Histopathological examination from right mass showed area of necrosis in between sheets of scattered tumour cells. Tumour cells are polygonal to spindle shaped with elongated hyperchromatic nuclei (H&E, 40X).

Discussion

Lung cancer is very heterogenous in respect of histology pattern. Pulmonary SARC is one of them. The SARC is high grade tumour occurring in lung. The diagnosis of SARC of the lung includes a group of poorly differentiated non small cell lung tumours, which include a component with sarcomatoid differentiation like spindle cell and giant cell population or a sarcoma component. The SARC is very rare and has very poor prognosis than conventional non small cell carcinoma. The incidence is only 0.1-1.3% of all malignant lung tumours [1]. There are very few case reports are reported in literature. They affect more frequently males than females, average age at diagnosis is 60 years [2]. They are strongly associated with smoking. SARC is rapid growing, invasive tumour. Recurrence and metastasis are most commonly seen in sarcomatoid lung cancer. Pulmonary SARC is bizarre tumours known as “miniature monsters” in which the activation of an Epithelial–Mesenchymal Transition (EMT) program is likely to play a relevant role in their development [3]. Carcinomas containing variable amounts of sarcomatous or sarcomatoid elements (in the form of spindle and/or giant cells) or entirely made up of these tissues are rare but well recognised entities in lung cancer pathology [4].

▸ ASSIGNMENT 1:
According to the passage on pulmonary sarcomatoid carcinoma, what share of all malignant lung tumors does this cancer make up?
▸ ASSIGNMENT 2:
Please carry on the passage on pulmonary sarcomatoid carcinoma, picking up after its final sentence.

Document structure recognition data

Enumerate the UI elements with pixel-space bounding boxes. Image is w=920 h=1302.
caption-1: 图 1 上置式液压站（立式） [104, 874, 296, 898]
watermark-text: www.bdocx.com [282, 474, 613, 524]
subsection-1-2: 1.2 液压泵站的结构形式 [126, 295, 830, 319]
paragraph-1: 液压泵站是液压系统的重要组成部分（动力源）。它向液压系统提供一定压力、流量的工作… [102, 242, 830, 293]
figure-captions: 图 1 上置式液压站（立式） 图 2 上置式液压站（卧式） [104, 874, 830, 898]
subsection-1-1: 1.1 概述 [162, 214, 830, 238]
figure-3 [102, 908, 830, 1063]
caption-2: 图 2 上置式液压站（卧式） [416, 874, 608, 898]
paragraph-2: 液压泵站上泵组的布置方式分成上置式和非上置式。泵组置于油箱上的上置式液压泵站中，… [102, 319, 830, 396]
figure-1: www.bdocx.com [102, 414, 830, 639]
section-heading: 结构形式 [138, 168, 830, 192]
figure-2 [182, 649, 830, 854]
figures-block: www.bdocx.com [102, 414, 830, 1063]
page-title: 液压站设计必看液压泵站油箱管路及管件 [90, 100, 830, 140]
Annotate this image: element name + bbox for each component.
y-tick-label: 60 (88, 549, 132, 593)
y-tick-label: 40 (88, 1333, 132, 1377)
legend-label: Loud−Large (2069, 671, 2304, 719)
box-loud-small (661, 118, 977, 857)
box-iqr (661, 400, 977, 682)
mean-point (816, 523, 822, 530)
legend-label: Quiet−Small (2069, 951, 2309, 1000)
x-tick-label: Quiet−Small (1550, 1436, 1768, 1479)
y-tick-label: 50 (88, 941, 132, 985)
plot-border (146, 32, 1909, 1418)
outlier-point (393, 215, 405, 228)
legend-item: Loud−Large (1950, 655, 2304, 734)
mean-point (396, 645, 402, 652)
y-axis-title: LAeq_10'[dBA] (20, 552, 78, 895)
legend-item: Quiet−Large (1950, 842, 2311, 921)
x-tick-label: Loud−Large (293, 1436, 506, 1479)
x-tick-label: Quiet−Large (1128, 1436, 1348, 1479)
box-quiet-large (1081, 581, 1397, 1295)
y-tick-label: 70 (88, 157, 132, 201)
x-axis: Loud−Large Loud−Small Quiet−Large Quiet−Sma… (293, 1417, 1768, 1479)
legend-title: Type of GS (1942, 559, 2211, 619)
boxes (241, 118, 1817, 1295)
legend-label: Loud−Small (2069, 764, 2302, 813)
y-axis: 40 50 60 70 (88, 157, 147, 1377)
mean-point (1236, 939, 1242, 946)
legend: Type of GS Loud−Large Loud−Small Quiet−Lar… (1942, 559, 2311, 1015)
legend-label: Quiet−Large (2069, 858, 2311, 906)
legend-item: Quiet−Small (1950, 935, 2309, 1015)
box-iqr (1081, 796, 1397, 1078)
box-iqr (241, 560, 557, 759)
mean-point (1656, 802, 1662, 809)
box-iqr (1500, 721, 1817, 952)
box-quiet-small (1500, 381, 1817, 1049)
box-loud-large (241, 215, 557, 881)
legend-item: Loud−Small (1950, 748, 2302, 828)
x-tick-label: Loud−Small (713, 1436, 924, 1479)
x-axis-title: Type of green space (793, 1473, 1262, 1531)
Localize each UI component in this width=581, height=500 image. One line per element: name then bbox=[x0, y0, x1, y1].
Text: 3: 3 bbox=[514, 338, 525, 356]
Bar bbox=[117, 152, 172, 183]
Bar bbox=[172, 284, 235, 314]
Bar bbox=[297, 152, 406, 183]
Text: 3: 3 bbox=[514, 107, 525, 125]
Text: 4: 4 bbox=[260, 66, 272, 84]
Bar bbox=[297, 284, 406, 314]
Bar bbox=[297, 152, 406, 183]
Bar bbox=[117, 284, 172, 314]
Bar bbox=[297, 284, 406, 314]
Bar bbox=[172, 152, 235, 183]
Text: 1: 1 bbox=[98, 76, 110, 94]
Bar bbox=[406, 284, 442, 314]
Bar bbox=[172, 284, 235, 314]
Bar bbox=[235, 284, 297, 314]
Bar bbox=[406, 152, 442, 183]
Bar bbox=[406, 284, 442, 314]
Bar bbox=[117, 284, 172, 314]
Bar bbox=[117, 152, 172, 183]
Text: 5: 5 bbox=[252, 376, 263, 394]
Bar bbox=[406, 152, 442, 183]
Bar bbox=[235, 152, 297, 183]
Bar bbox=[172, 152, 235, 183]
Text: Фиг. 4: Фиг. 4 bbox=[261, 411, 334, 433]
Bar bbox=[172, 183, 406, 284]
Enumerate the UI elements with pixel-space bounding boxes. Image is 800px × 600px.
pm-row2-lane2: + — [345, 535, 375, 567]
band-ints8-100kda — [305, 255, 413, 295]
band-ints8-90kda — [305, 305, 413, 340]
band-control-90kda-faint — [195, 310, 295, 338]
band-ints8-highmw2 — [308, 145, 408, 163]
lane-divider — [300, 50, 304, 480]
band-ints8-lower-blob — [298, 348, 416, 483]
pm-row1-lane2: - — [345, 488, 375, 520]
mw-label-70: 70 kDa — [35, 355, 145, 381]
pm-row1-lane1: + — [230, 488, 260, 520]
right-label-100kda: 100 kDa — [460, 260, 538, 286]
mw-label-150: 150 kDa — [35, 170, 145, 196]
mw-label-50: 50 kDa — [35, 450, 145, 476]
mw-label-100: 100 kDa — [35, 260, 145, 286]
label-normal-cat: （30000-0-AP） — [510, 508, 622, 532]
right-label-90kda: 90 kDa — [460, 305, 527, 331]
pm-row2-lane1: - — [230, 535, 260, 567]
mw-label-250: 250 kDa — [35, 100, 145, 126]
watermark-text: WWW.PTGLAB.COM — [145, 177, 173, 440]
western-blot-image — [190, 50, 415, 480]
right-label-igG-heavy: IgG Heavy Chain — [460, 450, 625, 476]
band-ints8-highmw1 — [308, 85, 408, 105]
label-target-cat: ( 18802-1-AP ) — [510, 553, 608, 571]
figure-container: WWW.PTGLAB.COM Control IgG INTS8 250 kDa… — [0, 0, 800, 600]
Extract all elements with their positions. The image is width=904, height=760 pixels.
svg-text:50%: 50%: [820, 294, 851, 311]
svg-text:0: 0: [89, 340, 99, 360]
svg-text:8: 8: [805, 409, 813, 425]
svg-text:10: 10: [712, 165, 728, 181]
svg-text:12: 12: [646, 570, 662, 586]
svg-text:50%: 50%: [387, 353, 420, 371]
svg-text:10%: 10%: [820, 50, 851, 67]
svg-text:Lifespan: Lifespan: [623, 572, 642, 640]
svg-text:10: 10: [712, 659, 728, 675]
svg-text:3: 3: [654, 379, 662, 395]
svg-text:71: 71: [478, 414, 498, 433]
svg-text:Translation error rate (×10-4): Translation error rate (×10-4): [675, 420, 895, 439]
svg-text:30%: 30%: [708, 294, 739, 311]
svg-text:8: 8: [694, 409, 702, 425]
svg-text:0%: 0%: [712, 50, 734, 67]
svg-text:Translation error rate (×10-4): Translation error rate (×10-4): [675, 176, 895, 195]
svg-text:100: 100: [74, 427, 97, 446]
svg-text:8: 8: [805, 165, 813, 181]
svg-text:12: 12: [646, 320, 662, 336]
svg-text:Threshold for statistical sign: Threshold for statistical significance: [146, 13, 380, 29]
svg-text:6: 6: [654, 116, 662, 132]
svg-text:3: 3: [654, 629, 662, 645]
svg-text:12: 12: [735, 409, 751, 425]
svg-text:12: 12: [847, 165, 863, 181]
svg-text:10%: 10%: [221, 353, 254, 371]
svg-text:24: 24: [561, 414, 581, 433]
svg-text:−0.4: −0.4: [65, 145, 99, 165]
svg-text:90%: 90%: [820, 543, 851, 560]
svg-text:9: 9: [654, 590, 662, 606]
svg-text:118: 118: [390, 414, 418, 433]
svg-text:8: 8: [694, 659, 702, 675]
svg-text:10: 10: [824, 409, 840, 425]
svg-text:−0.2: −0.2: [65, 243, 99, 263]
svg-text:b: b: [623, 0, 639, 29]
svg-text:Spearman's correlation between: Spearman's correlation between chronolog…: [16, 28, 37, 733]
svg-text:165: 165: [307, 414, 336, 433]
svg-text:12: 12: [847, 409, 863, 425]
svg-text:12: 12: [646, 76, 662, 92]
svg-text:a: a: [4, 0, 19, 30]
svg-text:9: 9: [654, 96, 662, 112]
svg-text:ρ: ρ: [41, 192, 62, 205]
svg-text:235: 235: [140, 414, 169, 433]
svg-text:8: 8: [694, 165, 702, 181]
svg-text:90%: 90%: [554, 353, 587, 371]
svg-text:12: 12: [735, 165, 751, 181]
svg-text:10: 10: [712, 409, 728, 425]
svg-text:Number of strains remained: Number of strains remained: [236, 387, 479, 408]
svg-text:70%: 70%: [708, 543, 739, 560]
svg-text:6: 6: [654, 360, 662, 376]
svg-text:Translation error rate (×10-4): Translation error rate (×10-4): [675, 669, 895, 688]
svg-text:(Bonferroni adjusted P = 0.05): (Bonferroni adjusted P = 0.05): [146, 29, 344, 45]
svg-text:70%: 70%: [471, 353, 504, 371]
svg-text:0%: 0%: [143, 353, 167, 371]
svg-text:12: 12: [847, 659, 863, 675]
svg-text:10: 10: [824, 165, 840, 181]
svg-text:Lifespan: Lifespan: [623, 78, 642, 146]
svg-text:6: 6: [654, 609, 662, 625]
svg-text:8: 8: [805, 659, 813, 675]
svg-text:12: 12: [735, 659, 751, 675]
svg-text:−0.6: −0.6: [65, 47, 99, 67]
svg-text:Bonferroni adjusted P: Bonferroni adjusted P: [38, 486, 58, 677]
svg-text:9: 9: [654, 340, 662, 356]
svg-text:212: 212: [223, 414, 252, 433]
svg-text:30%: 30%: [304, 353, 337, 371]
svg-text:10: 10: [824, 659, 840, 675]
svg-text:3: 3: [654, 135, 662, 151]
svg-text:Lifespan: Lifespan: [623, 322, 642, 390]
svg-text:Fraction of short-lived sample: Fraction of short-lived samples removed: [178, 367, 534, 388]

▸ ANSWER SPACE 1:
Only 0.1–1.3% of all malignant lung tumors.

▸ ANSWER SPACE 2:
In 2004, WHO classified SARC into pleomorphic carcinoma, spindle cell carcinoma, carcinosarcoma, giant cell carcinoma, pulmonary blastoma [5]. Lung carcinosarcoma is a high grade dual phase tumour with both epithelial and mesenchymal component. Metastasis is usually seen frequently at the time of diagnosis. Most of SARC has diagnosed in late stage. In SARC 27% is the survival rate at six months [6]. Four major hypotheses emerged to explain sarcomatoid neoplasms: the embryonic rest hypothesis, suggesting derivation from misplaced “mini organs” that are complete with epithelium and stroma, the collision hypothesis, implicating separate but concomitant proliferations of malignant epithelium and mesenchyme, the stromal induction/metaplasia hypothesis, proposing that sarcomatous elements are an atypical response to the growth of a carcinoma rather than neoplastic, and the totipotential hypothesis, which is based on tumour origin from a single stem cell that differentiates into separate epithelial and mesenchymal components [7]. Dyspnea, cough, haemoptysis, and chest pain are common symptoms. In proximal sarcomatoid lung cancer haemoptysis is a common symptom seen in 50% cases [8]. Presence of Keratin and Epithelial Membrane Antigen (EMA) markers are strongly supportive of epithelial component. In the present case tumour cells were positive for pancytokeratin, cytokeratin, vimentin, carcinoembryonic antigen. The EMA was not done. In the present case pancytokeratin, keratin and carcinoembryonic antigen are in favour of epithelial component while vimentin support sarcoma component. The TTF-1 may be positive in giant cell carcinoma variants. The SARC has also been evaluated for Epidermal Growth Factor Receptor (EGFR) and K-ras mutation.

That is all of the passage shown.